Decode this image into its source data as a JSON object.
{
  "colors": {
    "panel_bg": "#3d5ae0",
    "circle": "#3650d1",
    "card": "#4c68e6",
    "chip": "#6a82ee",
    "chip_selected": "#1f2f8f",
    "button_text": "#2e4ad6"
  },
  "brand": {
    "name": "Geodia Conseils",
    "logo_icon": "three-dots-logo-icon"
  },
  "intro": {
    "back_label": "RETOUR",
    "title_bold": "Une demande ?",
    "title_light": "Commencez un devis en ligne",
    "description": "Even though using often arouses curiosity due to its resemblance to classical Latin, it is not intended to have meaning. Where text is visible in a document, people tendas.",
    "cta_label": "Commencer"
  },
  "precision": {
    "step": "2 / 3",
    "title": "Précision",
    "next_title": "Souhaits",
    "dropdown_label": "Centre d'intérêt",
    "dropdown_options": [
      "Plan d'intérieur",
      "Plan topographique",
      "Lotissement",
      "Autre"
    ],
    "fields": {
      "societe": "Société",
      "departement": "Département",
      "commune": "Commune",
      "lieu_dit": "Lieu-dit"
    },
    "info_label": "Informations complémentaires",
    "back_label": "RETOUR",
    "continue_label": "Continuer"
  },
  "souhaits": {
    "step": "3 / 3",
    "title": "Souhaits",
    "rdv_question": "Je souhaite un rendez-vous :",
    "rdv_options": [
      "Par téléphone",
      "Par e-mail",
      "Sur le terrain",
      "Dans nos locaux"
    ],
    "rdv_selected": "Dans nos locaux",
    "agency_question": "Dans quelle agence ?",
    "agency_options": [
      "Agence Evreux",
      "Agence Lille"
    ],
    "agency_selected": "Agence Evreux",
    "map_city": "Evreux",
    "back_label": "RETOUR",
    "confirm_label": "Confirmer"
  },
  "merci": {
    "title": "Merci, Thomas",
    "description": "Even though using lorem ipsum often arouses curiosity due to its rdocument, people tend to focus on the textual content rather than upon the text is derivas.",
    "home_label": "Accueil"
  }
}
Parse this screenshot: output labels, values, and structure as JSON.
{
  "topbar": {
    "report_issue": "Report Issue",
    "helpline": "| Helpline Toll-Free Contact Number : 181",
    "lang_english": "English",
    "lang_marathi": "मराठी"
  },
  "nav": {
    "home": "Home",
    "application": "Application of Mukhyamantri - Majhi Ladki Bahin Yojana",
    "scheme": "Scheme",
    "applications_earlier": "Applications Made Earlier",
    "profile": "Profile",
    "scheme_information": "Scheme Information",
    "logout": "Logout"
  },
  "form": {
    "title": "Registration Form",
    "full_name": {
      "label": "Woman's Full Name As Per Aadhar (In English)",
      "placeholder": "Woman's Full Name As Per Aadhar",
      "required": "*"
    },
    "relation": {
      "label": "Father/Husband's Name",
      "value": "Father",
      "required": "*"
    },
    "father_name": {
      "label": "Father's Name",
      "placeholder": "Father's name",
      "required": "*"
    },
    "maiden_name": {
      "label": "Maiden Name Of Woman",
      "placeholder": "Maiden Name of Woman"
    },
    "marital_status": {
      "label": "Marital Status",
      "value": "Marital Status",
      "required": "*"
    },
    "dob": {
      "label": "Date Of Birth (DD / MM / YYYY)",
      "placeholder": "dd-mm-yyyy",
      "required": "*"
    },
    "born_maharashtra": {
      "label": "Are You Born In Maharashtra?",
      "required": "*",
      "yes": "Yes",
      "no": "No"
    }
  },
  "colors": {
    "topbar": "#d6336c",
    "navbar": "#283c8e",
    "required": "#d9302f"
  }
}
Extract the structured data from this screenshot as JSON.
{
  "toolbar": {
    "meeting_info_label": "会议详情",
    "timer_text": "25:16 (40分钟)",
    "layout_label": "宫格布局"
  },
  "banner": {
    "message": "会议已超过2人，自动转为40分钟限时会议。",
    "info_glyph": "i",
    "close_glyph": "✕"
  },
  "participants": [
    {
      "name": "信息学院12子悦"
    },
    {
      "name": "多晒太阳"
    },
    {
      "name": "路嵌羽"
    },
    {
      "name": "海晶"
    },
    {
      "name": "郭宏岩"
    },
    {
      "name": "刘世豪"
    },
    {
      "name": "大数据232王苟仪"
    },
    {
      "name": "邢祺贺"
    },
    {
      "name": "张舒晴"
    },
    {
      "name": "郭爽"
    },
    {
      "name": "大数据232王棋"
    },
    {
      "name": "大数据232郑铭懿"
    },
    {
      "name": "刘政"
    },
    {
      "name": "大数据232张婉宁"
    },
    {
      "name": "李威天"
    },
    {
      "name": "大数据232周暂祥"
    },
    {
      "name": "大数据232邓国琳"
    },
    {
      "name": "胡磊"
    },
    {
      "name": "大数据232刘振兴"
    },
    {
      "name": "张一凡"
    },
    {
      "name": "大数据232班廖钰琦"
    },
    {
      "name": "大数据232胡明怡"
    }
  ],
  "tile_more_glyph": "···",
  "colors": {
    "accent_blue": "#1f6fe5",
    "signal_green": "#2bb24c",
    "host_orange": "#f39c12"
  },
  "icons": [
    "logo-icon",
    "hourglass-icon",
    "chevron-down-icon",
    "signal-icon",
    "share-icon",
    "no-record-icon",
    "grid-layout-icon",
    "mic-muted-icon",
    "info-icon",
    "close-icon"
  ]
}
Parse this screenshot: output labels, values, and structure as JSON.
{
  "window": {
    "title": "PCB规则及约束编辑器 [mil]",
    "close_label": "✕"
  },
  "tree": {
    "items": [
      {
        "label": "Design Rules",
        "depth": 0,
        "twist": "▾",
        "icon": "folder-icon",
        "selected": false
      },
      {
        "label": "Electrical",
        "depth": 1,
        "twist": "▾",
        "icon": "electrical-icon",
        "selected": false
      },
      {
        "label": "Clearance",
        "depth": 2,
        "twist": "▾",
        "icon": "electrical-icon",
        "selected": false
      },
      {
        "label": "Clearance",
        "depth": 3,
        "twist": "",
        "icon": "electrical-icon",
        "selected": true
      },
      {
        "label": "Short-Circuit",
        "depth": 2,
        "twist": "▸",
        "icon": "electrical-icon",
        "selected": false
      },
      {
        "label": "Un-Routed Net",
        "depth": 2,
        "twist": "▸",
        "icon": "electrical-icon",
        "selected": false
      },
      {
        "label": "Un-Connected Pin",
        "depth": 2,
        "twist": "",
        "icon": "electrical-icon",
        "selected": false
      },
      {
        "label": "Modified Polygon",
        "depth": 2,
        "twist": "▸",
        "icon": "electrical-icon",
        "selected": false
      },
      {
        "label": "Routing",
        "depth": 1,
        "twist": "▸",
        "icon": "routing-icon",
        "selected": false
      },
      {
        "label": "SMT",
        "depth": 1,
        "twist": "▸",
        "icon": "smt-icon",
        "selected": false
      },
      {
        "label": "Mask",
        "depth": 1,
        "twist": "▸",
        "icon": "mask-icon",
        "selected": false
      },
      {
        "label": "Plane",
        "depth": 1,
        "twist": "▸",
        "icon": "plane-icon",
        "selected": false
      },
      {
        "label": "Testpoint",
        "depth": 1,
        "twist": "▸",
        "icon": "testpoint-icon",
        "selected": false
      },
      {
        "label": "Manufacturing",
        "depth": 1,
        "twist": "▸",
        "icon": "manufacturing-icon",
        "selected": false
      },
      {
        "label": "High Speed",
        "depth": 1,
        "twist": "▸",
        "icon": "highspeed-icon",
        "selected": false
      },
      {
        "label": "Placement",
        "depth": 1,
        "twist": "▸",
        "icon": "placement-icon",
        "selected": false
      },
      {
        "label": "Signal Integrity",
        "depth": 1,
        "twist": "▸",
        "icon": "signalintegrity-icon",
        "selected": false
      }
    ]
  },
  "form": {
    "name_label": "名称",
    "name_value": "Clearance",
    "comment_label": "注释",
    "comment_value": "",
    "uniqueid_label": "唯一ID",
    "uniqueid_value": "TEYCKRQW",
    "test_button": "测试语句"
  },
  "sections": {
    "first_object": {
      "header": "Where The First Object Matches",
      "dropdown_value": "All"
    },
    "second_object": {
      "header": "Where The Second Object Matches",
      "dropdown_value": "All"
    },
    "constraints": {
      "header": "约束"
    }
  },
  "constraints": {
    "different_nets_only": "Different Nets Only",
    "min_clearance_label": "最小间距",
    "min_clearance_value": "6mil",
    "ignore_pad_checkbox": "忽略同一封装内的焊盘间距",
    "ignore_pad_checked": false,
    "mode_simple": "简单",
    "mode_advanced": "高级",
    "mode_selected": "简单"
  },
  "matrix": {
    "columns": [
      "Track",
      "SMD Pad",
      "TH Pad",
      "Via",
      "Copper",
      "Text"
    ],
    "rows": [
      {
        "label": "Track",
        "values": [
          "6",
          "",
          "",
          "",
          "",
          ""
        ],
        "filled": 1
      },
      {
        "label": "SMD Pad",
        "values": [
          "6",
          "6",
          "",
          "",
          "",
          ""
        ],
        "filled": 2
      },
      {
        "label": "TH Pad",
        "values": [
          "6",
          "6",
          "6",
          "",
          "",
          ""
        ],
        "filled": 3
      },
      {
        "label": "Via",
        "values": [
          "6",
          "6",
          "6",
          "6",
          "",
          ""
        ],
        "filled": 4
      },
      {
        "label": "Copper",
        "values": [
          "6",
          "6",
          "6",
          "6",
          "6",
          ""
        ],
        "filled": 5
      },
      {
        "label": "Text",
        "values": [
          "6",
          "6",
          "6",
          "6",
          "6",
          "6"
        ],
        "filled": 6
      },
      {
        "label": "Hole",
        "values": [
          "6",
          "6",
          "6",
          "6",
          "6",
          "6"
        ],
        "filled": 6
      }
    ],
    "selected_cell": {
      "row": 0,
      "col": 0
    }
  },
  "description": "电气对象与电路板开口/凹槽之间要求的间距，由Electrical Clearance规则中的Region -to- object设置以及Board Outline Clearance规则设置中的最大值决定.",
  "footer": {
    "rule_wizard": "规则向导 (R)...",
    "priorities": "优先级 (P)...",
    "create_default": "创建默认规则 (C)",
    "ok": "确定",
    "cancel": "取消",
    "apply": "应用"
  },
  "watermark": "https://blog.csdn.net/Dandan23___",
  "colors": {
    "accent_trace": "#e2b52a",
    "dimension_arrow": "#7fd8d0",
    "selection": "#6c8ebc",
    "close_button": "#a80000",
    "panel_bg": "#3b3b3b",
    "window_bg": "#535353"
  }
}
=-=-=-=-=
_TASK REQUIREMENTS_: Within the listing above, copy each line that has the string "English".

_COMPLETE ANSWER_:
    "lang_english": "English",
      "label": "Woman's Full Name As Per Aadhar (In English)",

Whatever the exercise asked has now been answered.